Begin

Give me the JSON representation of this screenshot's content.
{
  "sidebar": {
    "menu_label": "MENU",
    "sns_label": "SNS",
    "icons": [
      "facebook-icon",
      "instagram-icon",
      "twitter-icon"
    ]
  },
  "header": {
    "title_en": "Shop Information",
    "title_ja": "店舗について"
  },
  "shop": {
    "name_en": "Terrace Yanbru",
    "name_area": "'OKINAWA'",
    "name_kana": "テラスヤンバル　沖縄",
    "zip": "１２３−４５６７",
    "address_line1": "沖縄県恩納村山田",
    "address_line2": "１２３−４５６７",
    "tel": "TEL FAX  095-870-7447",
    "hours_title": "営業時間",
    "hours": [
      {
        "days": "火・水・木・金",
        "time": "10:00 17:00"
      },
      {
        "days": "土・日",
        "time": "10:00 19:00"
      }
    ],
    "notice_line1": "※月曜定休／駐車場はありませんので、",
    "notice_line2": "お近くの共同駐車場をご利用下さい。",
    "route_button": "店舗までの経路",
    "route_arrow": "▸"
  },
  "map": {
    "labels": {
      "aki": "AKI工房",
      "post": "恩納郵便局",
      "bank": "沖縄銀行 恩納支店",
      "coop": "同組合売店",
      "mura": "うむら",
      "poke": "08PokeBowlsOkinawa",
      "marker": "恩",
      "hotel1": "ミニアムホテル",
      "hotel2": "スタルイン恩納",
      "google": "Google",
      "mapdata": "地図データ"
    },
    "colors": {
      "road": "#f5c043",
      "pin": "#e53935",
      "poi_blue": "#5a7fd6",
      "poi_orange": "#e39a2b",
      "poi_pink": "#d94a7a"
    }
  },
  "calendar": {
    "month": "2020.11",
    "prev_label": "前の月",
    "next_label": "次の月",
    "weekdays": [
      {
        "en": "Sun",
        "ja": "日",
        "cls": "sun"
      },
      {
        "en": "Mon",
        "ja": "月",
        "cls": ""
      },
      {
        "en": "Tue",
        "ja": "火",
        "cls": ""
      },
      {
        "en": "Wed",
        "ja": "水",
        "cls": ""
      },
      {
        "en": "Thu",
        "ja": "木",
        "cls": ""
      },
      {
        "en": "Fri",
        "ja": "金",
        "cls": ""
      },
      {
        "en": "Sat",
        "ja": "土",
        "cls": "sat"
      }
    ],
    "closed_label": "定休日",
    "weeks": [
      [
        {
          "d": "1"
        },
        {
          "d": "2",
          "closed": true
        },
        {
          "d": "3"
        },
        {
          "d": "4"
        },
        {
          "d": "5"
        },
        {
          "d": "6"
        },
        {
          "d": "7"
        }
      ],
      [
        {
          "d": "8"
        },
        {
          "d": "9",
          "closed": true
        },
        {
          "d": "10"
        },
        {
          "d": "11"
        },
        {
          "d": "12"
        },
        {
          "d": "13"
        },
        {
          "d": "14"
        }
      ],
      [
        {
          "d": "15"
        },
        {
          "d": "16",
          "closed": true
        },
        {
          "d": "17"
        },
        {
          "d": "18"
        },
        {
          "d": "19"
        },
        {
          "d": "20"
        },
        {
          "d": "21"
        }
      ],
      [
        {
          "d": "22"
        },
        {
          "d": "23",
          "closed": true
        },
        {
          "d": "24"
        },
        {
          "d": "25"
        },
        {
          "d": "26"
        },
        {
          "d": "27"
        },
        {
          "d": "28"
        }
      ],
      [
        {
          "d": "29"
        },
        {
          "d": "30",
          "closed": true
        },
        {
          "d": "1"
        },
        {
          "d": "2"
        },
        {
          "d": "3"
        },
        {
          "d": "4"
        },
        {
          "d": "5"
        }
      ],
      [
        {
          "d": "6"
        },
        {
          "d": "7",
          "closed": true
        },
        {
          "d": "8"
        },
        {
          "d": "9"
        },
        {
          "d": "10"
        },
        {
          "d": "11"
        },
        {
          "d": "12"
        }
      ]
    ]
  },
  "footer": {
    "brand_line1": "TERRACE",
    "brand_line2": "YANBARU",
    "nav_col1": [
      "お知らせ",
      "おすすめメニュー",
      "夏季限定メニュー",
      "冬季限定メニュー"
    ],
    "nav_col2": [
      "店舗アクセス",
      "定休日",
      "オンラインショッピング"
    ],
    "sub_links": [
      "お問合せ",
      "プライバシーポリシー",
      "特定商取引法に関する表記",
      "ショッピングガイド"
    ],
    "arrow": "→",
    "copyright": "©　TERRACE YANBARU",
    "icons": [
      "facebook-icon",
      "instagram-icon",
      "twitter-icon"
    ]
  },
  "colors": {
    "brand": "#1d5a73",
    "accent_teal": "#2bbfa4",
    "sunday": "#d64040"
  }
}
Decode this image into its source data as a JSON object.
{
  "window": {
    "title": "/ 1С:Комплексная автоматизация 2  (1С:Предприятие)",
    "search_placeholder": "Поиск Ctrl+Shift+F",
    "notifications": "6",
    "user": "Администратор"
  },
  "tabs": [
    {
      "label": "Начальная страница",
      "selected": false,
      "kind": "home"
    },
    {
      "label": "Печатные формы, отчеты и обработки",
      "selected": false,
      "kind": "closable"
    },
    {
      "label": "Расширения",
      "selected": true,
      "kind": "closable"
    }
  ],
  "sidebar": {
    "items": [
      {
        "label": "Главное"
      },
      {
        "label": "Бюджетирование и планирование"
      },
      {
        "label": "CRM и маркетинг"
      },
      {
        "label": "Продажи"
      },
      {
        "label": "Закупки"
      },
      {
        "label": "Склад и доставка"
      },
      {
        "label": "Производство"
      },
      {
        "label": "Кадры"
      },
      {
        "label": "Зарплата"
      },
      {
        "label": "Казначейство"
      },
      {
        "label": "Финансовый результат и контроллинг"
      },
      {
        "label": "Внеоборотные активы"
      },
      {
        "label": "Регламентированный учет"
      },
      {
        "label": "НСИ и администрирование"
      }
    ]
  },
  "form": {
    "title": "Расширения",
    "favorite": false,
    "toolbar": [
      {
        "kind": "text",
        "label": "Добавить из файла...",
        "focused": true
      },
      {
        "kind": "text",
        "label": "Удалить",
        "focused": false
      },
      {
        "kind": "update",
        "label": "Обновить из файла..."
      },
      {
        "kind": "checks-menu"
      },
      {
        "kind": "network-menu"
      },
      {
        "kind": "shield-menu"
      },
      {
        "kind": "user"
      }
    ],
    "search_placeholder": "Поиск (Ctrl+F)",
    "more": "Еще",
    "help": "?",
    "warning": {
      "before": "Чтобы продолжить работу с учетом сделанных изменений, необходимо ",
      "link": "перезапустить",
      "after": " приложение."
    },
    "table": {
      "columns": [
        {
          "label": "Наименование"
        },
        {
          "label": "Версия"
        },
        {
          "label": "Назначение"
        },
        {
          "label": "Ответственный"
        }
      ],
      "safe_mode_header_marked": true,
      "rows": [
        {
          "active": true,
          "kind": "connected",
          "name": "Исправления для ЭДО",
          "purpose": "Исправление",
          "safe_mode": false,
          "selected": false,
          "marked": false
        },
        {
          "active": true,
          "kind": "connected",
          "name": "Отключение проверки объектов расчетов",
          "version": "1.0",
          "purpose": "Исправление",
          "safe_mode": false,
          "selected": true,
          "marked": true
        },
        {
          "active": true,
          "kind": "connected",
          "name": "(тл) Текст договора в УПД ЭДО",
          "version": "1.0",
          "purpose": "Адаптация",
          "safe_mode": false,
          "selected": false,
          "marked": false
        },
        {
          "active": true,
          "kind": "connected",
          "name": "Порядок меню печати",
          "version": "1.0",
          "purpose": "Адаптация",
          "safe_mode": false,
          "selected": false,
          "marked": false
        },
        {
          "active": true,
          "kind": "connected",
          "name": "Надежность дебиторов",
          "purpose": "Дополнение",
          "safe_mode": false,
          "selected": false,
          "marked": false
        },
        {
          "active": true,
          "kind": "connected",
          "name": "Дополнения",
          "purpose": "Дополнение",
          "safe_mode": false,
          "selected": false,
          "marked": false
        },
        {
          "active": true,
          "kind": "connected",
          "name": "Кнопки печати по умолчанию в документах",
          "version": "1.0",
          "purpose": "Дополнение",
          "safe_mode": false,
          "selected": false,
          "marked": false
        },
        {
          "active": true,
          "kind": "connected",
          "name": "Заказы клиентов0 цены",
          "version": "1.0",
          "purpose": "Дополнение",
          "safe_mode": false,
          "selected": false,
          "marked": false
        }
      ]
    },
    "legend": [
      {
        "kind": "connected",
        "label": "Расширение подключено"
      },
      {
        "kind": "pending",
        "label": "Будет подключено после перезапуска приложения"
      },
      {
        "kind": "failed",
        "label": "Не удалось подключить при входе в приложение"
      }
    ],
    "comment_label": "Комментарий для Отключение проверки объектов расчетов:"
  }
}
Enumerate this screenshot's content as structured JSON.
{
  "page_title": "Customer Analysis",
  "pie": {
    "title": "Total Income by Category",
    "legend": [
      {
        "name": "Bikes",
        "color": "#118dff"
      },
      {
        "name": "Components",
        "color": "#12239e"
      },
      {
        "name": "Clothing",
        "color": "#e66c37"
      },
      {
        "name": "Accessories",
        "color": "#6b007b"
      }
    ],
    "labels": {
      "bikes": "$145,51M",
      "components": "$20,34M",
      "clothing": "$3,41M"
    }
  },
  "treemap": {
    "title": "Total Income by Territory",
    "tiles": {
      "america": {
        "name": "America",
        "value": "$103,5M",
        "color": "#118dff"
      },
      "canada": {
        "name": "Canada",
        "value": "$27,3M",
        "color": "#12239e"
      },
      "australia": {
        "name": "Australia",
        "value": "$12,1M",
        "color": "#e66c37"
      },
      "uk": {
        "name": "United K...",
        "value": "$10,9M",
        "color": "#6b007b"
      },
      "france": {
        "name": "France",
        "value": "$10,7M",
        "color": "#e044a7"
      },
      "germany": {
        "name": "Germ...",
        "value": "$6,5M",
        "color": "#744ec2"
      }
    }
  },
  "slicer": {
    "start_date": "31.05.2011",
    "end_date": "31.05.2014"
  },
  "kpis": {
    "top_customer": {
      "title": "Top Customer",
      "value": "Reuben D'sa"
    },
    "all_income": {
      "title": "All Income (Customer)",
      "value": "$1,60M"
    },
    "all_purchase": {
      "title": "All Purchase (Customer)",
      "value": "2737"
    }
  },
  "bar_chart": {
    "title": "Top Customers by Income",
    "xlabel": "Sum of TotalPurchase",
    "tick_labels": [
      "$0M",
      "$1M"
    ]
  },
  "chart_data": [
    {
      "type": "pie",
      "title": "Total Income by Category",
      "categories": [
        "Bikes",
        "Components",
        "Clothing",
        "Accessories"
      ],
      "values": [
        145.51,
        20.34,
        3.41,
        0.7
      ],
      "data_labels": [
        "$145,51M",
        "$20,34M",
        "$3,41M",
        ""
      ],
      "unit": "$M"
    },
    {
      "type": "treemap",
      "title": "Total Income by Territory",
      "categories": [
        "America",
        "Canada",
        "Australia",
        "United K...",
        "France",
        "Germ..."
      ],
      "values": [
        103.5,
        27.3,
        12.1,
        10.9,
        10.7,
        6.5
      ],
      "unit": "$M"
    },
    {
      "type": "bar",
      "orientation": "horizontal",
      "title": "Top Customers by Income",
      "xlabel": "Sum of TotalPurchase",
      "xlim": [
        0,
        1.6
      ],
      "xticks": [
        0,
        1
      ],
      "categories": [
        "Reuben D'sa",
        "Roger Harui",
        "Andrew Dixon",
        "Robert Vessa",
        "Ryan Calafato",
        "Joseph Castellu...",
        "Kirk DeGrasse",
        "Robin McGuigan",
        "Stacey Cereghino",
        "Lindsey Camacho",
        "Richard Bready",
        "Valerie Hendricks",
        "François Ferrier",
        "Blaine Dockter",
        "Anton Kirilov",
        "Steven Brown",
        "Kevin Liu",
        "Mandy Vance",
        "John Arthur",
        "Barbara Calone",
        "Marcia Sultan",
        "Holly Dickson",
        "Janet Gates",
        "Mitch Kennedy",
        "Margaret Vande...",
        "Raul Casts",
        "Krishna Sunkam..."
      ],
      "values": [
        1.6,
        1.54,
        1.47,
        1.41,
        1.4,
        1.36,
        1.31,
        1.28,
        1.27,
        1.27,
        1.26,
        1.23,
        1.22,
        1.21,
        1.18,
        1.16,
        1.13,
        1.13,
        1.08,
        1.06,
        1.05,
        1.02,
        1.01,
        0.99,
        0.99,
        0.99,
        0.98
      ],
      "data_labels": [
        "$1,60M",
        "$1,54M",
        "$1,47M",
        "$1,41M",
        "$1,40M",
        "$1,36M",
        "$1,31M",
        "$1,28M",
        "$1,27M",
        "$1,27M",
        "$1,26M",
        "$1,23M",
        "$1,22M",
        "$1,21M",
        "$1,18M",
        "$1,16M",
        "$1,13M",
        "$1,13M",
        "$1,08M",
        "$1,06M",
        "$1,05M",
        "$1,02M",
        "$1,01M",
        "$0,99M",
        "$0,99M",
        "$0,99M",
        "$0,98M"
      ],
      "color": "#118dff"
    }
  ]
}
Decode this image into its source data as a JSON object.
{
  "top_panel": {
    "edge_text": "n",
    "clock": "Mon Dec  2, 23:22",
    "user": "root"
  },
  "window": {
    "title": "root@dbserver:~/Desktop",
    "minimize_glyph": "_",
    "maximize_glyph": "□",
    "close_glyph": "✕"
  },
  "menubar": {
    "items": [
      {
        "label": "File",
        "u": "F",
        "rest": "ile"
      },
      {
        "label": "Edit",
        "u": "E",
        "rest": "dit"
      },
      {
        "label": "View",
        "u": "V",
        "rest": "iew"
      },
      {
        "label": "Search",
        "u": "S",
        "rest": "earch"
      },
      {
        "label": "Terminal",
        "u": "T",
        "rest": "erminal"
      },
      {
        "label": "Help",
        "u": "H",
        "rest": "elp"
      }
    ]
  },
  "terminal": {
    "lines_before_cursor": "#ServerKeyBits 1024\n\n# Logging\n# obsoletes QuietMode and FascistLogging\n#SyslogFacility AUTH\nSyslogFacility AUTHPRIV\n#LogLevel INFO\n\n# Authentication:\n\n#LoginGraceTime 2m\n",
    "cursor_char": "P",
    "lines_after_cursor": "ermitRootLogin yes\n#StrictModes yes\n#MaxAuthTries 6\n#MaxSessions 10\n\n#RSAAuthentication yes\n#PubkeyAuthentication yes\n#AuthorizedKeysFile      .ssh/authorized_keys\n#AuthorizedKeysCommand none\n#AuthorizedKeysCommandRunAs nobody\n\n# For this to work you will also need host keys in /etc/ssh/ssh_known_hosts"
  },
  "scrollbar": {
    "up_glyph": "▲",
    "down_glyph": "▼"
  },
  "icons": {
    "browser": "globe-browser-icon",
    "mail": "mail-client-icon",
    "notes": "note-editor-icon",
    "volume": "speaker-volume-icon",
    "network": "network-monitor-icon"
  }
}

End

_Set task_. In the records above, locate each line with the word "this". Copy all such lines.

_Task answer_.
Give me the JSON representation of this screenshot's content.
Decode this image into its source data as a JSON object.
Enumerate this screenshot's content as structured JSON.
Decode this image into its source data as a JSON object.
    "lines_after_cursor": "ermitRootLogin yes\n#StrictModes yes\n#MaxAuthTries 6\n#MaxSessions 10\n\n#RSAAuthentication yes\n#PubkeyAuthentication yes\n#AuthorizedKeysFile      .ssh/authorized_keys\n#AuthorizedKeysCommand none\n#AuthorizedKeysCommandRunAs nobody\n\n# For this to work you will also need host keys in /etc/ssh/ssh_known_hosts"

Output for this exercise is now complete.